Requirement A
Reproduce the records word for word, from their very first line through the line containing "scroll-up-icon[interactable]: ▲ <box>349", with both ends included.

Passage given
History of Astronomy
In times past, our ancestors saw in the night sky a familiar object that marked the seasons and aroused curiosity. In the heavens, they sought answers to the hardships that befell them and deduced that hidden in the stars was a truth that evaded them. At nightfall, they gathered by the fireside and observed the stars. There, they saw the celestial figures we now call constellations, and they sometimes wondered about their own place in this pantheon.
Today, of the more than seven billion people who live on Earth, just over half live in urban areas. As soon as night falls, the various artificial lights take over for the Sun and envelop us in a halo of light that effectively cuts us off from the nocturnal sky. The inhabitants of the cities and their surrounding areas no longer see the stars scintillating above them. If you live in one of these places, there is a good chance that you haven’t seen a constellation in a very long time.
Head lowered and lost in the contemplation of our various screens, we have lost contact with the sky and the curiosity of our ancestors, who attempted to unravel the mysteries of the heavenly canopy, perhaps clumsily, but by asking questions. Here, we will try to reinvigorate an interest in the stars and to see which questions we can answer and which mysteries we manage to unravel.
For a long time we have believed that Earth was the immobile center of the Universe and that the Sun, the Moon, the planets and even the stars revolved around it. Indeed, if one observes the night sky, one sees that the heavenly bodies rise in the east and then traverse the sky before setting in the west. In the absence of modern astronomical knowledge, it is natural to arrive at the conclusion that the skies and all that they contain revolve around us. It is why the geocentric model—the vision of a Universe in which Earth was at the center—more or less prevailed until the end of the sixteenth century, subsequently replaced by the heliocentric model, which places the Sun at the center. What is interesting to note is the resistance to which this paradigm shift was met, even by astronomers and scientists of the time. To understand why, let’s see how this change occurred.
Predicting the movements of the celestial bodies as well as the eclipses of the Sun and Moon were important for sailors, astrologists, priests of the ancient religions and as a general rule for all who needed to worry about the passage of time and things from overhead. In antiquity, Ptolemy established the first astronomical tables in his work the Almagest (or Mathematical Composition). The English version can be downloaded here: Toomer's English translationToomer's English translation (PDF, 26.2 MB). He also describes the cosmology as it was perceived at the time, that is to say, as a Universe with a round Earth at its center surrounded by spheres that carried the stars. Included among these stars are the planets, the Moon and the Sun. By representing all of these stars revolving around Earth as perfect circles, Ptolemy was inspired by the models imagined before his time in which the perfection of the circles attested to the perfection of the Kingdom of the Gods.

Requirement B
Continue the passage on the history of astronomy from the point where it stops.

Input data
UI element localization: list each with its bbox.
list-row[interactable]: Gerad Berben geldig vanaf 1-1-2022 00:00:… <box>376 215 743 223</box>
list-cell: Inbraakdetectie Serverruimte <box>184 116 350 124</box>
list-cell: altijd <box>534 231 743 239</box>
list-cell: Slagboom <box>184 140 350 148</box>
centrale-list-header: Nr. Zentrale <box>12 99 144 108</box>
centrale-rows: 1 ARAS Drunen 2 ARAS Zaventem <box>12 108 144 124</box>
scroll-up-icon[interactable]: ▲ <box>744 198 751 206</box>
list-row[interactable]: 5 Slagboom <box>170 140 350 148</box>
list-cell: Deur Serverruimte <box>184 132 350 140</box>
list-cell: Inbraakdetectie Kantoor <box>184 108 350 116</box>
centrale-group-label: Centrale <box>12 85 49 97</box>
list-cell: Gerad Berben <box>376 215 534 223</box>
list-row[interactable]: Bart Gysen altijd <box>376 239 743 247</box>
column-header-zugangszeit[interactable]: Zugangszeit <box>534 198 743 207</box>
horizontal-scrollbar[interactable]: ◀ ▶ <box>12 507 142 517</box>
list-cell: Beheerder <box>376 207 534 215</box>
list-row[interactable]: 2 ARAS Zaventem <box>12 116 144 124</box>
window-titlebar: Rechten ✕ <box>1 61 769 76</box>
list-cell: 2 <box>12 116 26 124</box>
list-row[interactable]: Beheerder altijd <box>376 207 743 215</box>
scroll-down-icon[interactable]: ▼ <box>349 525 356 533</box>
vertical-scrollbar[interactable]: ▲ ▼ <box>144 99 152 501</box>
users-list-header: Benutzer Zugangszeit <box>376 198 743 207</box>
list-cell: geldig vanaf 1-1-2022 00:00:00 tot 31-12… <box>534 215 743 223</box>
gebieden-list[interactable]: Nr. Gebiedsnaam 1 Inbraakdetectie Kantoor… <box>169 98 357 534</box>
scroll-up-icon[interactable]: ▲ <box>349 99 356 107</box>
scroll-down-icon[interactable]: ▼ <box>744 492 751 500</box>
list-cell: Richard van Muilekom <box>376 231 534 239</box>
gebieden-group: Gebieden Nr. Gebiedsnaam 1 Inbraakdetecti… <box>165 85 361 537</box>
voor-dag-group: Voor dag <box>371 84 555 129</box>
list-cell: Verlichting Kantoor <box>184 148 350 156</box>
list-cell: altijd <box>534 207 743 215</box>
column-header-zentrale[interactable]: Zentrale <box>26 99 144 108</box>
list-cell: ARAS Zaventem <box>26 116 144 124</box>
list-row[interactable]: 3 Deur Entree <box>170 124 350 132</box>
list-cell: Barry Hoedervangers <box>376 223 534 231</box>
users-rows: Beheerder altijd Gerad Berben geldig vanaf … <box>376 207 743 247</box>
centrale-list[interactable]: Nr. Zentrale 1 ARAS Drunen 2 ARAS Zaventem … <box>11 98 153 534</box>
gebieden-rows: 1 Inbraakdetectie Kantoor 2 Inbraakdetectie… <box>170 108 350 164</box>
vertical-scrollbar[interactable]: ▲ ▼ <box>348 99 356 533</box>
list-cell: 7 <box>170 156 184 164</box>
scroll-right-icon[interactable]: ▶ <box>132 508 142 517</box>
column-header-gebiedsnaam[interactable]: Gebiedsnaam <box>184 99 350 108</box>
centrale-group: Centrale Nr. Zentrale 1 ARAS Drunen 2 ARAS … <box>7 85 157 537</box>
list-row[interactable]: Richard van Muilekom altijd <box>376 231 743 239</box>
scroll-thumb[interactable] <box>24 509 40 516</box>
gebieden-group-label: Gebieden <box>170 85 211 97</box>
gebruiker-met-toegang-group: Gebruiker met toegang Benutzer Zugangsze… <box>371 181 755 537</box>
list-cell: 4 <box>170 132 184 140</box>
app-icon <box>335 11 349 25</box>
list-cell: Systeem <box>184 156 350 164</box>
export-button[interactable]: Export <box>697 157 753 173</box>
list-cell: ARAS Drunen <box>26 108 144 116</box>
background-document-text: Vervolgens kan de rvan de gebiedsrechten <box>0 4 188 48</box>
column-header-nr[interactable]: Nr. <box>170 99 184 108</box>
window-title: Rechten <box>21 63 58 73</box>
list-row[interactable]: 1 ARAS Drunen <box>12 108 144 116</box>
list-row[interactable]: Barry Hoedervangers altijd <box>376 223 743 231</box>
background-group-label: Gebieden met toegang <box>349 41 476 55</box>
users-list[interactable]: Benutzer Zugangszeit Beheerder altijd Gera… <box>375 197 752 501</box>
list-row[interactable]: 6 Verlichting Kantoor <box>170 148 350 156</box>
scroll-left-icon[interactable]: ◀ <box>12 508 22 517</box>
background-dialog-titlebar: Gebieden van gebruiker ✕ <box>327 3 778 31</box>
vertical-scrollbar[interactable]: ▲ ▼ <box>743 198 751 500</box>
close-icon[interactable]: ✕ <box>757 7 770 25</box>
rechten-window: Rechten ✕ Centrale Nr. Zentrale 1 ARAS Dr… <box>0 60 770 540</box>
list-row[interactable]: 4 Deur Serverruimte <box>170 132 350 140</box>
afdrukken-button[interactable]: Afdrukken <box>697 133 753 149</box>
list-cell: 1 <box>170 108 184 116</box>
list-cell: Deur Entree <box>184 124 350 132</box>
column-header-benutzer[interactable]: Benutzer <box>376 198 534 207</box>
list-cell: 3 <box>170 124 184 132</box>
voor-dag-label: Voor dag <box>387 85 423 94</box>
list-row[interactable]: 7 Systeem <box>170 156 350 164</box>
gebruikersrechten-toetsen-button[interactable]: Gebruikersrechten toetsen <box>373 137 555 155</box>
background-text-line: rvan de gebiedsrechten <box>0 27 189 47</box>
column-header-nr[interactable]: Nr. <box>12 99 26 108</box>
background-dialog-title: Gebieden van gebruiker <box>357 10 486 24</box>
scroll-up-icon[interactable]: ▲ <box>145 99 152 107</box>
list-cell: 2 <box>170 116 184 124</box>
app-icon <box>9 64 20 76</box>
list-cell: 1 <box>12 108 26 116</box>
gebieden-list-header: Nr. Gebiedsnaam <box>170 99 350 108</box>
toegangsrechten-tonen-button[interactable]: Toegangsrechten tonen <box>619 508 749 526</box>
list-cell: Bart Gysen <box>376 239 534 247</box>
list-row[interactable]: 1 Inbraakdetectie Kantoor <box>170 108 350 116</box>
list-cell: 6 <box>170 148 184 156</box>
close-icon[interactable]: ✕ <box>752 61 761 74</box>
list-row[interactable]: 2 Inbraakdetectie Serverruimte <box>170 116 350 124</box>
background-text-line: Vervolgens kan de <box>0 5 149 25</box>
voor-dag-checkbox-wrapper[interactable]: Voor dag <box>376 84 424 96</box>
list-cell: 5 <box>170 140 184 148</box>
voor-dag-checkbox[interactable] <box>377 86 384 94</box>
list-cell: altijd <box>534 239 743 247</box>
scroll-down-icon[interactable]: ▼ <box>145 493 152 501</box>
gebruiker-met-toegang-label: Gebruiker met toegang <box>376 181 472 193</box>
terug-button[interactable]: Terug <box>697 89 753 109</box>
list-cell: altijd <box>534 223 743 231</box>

Exercise response A
UI element localization: list each with its bbox.
list-row[interactable]: Gerad Berben geldig vanaf 1-1-2022 00:00:… <box>376 215 743 223</box>
list-cell: Inbraakdetectie Serverruimte <box>184 116 350 124</box>
list-cell: altijd <box>534 231 743 239</box>
list-cell: Slagboom <box>184 140 350 148</box>
centrale-list-header: Nr. Zentrale <box>12 99 144 108</box>
centrale-rows: 1 ARAS Drunen 2 ARAS Zaventem <box>12 108 144 124</box>
scroll-up-icon[interactable]: ▲ <box>744 198 751 206</box>
list-row[interactable]: 5 Slagboom <box>170 140 350 148</box>
list-cell: Deur Serverruimte <box>184 132 350 140</box>
list-cell: Inbraakdetectie Kantoor <box>184 108 350 116</box>
centrale-group-label: Centrale <box>12 85 49 97</box>
list-cell: Gerad Berben <box>376 215 534 223</box>
list-row[interactable]: Bart Gysen altijd <box>376 239 743 247</box>
column-header-zugangszeit[interactable]: Zugangszeit <box>534 198 743 207</box>
horizontal-scrollbar[interactable]: ◀ ▶ <box>12 507 142 517</box>
list-cell: Beheerder <box>376 207 534 215</box>
list-row[interactable]: 2 ARAS Zaventem <box>12 116 144 124</box>
window-titlebar: Rechten ✕ <box>1 61 769 76</box>
list-cell: 2 <box>12 116 26 124</box>
list-row[interactable]: Beheerder altijd <box>376 207 743 215</box>
scroll-down-icon[interactable]: ▼ <box>349 525 356 533</box>
vertical-scrollbar[interactable]: ▲ ▼ <box>144 99 152 501</box>
users-list-header: Benutzer Zugangszeit <box>376 198 743 207</box>
list-cell: geldig vanaf 1-1-2022 00:00:00 tot 31-12… <box>534 215 743 223</box>
gebieden-list[interactable]: Nr. Gebiedsnaam 1 Inbraakdetectie Kantoor… <box>169 98 357 534</box>
scroll-up-icon[interactable]: ▲ <box>349 99 356 107</box>

Exercise response B
The problem with this kind of model is that it doesn’t correspond to the observations, if they are precise. When one notes the position of the planets in relation to the stars, they seem to slow down, accelerate and even to go backwards. To account for these discrepancies, Ptolemy added a second orbit of the planets. He imagined each planet tracing a small orbit, called an epicycle, around an imaginary point, which itself traced a larger orbit around Earth, called a deferent. In the figure above, the apparent movement of the planet, as seen from Earth, is represented by a blue line. This system, ingenious but complex, was an attempt to make the theory work with the observation. To say the least, this representation, although it works, is far from being elegant or simple. It more or less takes the observation results into account, but without actually representing reality.
In spite of it all, this geocentric vision prevailed until the beginning of the sixteenth century. If heliocentrism—the idea of a Universe in which the Sun, and not the Earth, is at the center—sparked debate, nothing at the time gave reason to think that this theory was better. Then, astronomers had very few means of observation aside from their eyes; the astronomical telescope would come later, and the mathematical tools at their disposal did not allow them to decide between the two hypotheses.
The beginning of the heliocentric revolution
It is around 1530 that astronomer Nicholas Copernicus published his work On the Revolutions of the Heavenly Spheres in which he affirms that Earth is not immobile, but like the other planets revolves around the Sun. One of the motivations that inspired Copernicus when he decided to place the Earth at the center of the solar system in the absence of any new evidence was the elegance of the system in relation to the geocentric models. Ptolemy’s system worked, but it was complex and Copernicus had the feeling that an elegant and simple theory was better able to describe the true nature of things. In his solar system, the planets trace simple circles around the Sun, without having to add anything in order to correspond with the observations. If at the time Copernicus’ works were impressive because of their mathematical richness, they struggled to convince. You see, it’s that in science, a paradigm shift is not always easy to accept. It was true then, and it is true today. This is especially true when the new vision of the world that one proposes is not in keeping with our intuition or our direct observation, as in refuting the fact that the Earth is immobile and that it occupies the center of the Universe, when one can clearly see that the Sun, the Moon and the other stars rise on one side of the horizon and set on the other.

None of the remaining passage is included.